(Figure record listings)

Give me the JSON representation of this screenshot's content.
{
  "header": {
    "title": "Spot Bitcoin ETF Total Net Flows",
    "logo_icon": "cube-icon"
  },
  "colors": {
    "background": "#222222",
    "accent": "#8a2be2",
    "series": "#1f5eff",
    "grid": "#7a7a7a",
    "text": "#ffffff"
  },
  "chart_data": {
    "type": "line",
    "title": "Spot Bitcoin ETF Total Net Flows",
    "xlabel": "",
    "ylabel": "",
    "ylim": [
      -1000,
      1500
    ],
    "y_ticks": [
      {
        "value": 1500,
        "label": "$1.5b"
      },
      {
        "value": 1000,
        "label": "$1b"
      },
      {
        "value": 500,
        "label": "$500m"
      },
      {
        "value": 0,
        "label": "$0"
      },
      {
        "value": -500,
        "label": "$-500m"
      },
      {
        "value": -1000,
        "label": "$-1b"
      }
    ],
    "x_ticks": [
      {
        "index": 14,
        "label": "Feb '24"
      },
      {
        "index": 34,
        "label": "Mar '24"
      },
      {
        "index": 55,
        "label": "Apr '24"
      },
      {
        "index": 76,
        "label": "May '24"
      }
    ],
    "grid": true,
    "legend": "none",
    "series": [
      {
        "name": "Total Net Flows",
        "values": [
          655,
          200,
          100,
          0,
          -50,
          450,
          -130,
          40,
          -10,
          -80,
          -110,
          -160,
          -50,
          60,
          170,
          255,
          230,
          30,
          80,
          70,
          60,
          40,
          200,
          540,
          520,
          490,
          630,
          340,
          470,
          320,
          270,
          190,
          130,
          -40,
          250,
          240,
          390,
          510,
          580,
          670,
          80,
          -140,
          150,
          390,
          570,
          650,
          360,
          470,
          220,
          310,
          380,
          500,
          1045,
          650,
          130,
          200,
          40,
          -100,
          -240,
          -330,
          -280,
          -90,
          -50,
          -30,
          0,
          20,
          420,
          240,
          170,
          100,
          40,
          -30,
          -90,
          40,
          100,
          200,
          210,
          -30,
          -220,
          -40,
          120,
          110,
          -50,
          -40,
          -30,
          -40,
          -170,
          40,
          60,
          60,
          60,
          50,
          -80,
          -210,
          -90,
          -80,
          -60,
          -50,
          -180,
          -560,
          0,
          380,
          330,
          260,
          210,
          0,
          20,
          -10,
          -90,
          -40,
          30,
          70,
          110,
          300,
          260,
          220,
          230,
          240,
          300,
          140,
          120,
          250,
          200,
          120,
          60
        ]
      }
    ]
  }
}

## Prompt:
Print all of the data exactly as it was given.

## Output below:
Give me the JSON representation of this screenshot's content.
{
  "header": {
    "title": "Spot Bitcoin ETF Total Net Flows",
    "logo_icon": "cube-icon"
  },
  "colors": {
    "background": "#222222",
    "accent": "#8a2be2",
    "series": "#1f5eff",
    "grid": "#7a7a7a",
    "text": "#ffffff"
  },
  "chart_data": {
    "type": "line",
    "title": "Spot Bitcoin ETF Total Net Flows",
    "xlabel": "",
    "ylabel": "",
    "ylim": [
      -1000,
      1500
    ],
    "y_ticks": [
      {
        "value": 1500,
        "label": "$1.5b"
      },
      {
        "value": 1000,
        "label": "$1b"
      },
      {
        "value": 500,
        "label": "$500m"
      },
      {
        "value": 0,
        "label": "$0"
      },
      {
        "value": -500,
        "label": "$-500m"
      },
      {
        "value": -1000,
        "label": "$-1b"
      }
    ],
    "x_ticks": [
      {
        "index": 14,
        "label": "Feb '24"
      },
      {
        "index": 34,
        "label": "Mar '24"
      },
      {
        "index": 55,
        "label": "Apr '24"
      },
      {
        "index": 76,
        "label": "May '24"
      }
    ],
    "grid": true,
    "legend": "none",
    "series": [
      {
        "name": "Total Net Flows",
        "values": [
          655,
          200,
          100,
          0,
          -50,
          450,
          -130,
          40,
          -10,
          -80,
          -110,
          -160,
          -50,
          60,
          170,
          255,
          230,
          30,
          80,
          70,
          60,
          40,
          200,
          540,
          520,
          490,
          630,
          340,
          470,
          320,
          270,
          190,
          130,
          -40,
          250,
          240,
          390,
          510,
          580,
          670,
          80,
          -140,
          150,
          390,
          570,
          650,
          360,
          470,
          220,
          310,
          380,
          500,
          1045,
          650,
          130,
          200,
          40,
          -100,
          -240,
          -330,
          -280,
          -90,
          -50,
          -30,
          0,
          20,
          420,
          240,
          170,
          100,
          40,
          -30,
          -90,
          40,
          100,
          200,
          210,
          -30,
          -220,
          -40,
          120,
          110,
          -50,
          -40,
          -30,
          -40,
          -170,
          40,
          60,
          60,
          60,
          50,
          -80,
          -210,
          -90,
          -80,
          -60,
          -50,
          -180,
          -560,
          0,
          380,
          330,
          260,
          210,
          0,
          20,
          -10,
          -90,
          -40,
          30,
          70,
          110,
          300,
          260,
          220,
          230,
          240,
          300,
          140,
          120,
          250,
          200,
          120,
          60
        ]
      }
    ]
  }
}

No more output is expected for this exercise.